■ WHAT TO WORK ON ■
Of the lines listed below, how many contain the string "weeks"? Answer with the number alone.

■ STORED ROWS ■

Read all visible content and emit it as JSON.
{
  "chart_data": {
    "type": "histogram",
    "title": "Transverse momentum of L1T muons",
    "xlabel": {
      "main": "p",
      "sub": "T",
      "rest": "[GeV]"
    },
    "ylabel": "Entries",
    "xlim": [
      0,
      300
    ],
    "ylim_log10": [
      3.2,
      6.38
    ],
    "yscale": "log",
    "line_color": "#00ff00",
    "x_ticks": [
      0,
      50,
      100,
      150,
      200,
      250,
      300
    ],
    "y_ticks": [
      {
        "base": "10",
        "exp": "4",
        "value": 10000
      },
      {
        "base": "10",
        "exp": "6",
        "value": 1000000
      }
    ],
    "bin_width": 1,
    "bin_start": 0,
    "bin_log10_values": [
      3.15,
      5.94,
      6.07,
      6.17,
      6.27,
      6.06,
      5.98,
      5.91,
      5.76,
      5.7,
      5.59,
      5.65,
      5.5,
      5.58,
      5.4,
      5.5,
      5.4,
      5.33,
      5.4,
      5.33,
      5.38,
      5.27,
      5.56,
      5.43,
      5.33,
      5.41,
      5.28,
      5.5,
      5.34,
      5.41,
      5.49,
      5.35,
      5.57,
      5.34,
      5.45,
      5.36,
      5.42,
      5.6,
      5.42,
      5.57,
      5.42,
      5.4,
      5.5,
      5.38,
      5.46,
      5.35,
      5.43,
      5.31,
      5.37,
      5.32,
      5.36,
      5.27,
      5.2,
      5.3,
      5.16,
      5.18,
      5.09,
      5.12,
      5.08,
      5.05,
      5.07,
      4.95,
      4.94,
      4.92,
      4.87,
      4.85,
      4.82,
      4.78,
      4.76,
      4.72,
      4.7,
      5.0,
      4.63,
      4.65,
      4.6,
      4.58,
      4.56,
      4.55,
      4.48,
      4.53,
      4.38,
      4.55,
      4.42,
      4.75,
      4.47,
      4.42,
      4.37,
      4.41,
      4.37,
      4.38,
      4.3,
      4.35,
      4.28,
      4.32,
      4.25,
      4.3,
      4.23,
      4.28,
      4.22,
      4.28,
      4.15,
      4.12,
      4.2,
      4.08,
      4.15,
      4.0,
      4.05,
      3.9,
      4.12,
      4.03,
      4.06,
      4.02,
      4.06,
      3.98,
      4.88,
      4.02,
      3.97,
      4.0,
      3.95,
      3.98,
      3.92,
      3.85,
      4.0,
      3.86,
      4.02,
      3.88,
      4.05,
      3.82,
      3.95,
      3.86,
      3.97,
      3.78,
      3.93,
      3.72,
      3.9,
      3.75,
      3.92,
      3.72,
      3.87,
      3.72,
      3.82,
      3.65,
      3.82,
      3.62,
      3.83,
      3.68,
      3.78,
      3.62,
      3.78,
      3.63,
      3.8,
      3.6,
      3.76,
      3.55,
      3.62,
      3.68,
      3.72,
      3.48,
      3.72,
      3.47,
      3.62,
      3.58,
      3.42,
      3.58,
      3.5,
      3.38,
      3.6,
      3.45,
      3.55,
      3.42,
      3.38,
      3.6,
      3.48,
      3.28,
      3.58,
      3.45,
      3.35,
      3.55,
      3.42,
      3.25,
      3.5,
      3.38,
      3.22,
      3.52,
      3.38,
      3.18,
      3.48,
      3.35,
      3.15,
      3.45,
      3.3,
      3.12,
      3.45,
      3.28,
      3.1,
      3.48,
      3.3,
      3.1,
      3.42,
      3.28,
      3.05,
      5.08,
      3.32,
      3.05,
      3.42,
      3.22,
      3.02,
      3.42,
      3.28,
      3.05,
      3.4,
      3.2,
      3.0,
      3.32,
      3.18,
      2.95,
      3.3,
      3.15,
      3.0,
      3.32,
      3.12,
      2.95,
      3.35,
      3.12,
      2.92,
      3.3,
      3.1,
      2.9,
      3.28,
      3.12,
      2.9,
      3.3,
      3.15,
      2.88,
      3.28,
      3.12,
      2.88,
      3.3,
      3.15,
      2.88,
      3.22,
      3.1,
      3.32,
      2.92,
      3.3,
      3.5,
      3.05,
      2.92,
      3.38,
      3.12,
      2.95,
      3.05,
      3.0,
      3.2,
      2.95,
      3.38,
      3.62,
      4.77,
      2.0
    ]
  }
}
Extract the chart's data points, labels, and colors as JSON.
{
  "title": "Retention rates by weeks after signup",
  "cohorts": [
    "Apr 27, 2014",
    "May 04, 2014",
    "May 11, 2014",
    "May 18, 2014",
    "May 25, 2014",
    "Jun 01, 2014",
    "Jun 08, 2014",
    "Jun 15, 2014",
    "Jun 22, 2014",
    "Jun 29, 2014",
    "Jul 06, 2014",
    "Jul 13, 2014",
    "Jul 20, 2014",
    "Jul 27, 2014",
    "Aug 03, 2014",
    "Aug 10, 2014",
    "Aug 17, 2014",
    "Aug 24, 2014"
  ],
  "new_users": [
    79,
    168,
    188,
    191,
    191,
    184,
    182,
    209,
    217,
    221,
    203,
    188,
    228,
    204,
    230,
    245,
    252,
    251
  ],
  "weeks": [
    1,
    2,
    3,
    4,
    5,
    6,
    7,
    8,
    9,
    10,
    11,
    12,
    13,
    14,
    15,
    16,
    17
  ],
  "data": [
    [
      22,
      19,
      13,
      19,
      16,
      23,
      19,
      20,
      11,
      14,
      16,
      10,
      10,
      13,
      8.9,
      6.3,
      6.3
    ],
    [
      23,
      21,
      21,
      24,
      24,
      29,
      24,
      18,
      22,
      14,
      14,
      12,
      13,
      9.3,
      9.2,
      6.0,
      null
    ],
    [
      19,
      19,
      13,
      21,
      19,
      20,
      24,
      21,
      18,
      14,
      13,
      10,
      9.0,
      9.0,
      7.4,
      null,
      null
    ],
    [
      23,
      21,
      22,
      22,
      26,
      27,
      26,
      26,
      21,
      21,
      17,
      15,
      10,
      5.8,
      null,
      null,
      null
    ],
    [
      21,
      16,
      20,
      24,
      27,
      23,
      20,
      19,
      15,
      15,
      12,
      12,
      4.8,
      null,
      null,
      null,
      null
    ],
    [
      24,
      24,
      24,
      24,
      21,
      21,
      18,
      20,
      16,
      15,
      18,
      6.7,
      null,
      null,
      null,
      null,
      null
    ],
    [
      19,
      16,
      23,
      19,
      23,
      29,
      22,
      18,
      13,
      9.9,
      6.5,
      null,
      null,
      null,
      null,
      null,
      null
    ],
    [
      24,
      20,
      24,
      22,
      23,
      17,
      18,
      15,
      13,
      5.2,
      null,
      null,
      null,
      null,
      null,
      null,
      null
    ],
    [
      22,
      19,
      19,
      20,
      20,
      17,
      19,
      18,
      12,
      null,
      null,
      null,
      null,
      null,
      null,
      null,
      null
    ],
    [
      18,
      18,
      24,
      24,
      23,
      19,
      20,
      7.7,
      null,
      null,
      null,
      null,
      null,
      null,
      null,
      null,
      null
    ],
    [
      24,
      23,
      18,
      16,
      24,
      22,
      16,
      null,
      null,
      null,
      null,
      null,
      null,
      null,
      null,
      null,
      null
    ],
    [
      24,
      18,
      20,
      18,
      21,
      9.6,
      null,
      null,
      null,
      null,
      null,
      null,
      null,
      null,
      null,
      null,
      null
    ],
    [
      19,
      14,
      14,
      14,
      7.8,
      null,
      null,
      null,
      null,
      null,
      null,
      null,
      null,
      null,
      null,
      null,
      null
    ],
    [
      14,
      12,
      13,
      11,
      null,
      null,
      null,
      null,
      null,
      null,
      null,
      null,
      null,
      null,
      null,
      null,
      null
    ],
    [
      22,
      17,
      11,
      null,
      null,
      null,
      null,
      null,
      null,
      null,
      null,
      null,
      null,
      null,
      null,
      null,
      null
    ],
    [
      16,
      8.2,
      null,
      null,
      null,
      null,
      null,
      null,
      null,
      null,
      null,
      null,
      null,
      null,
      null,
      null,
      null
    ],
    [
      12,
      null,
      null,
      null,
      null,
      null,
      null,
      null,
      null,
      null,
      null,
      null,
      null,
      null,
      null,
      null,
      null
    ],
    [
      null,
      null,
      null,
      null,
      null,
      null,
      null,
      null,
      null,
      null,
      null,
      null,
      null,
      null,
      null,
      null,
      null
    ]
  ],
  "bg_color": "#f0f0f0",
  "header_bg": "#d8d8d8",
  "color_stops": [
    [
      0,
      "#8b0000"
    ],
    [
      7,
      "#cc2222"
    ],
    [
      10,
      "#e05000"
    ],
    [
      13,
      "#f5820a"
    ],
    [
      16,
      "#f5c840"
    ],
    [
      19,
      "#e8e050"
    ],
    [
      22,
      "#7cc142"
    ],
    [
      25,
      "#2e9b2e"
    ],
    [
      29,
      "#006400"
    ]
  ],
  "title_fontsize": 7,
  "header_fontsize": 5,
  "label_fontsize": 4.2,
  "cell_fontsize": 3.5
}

■ WRITTEN SOLUTION ■
2